Collection entries
⟨

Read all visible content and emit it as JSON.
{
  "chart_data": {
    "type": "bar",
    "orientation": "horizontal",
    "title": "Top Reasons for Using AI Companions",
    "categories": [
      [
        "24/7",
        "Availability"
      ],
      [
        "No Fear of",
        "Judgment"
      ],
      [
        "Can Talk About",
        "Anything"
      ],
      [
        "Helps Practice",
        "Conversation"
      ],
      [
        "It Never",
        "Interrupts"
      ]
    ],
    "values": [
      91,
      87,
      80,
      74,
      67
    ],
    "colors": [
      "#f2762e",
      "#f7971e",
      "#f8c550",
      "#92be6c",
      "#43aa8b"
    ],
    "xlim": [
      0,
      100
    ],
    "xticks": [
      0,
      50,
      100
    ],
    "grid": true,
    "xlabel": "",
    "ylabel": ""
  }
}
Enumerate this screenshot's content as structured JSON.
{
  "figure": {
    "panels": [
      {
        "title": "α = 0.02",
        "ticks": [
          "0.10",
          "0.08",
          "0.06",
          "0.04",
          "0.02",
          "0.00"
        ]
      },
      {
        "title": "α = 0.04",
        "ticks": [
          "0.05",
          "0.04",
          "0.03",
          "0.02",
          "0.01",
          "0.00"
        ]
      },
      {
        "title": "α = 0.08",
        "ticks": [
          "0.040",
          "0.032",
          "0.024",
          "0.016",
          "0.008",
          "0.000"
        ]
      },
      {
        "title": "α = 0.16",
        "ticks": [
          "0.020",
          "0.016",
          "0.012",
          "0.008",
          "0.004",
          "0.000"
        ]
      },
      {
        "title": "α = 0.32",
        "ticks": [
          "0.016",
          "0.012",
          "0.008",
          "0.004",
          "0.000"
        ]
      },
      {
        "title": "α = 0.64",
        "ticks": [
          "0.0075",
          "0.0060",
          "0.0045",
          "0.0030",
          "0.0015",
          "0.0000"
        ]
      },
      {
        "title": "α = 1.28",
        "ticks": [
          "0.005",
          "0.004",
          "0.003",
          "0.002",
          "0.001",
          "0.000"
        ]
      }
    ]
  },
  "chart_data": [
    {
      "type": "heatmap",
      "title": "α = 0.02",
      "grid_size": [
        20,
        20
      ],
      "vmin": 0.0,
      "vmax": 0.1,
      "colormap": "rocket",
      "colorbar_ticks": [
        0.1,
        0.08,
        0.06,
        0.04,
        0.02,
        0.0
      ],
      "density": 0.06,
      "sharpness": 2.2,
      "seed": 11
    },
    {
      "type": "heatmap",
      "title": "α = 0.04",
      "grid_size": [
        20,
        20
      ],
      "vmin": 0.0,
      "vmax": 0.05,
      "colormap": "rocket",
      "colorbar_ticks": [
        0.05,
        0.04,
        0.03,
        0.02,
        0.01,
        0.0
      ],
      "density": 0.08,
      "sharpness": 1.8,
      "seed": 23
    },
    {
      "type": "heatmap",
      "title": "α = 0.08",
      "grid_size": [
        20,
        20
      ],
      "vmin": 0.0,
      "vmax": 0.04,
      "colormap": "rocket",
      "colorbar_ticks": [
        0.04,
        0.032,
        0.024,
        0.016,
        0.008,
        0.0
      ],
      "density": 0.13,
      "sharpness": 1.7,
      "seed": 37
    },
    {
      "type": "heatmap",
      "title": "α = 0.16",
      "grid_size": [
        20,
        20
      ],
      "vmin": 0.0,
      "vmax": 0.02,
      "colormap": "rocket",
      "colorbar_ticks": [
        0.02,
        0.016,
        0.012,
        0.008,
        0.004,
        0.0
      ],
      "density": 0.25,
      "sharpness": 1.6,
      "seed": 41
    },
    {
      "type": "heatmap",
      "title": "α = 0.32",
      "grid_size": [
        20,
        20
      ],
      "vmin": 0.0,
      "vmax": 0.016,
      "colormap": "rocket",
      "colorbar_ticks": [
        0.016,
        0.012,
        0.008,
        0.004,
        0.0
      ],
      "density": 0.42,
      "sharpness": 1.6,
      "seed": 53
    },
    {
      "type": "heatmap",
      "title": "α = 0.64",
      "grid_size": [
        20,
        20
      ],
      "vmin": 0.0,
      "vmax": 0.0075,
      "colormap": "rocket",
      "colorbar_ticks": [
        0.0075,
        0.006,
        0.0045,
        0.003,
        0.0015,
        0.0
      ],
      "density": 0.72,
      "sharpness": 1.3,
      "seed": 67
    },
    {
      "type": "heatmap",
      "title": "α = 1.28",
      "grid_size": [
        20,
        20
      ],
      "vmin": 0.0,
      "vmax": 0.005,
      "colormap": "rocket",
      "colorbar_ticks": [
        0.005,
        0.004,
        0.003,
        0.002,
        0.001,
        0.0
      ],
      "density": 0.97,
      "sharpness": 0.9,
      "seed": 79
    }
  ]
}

⟩

Exercise goal
Return a copy of every line that includes the word "sharpness".

Answer to the problem
      "sharpness": 2.2,
      "sharpness": 1.8,
      "sharpness": 1.7,
      "sharpness": 1.6,
      "sharpness": 1.6,
      "sharpness": 1.3,
      "sharpness": 0.9,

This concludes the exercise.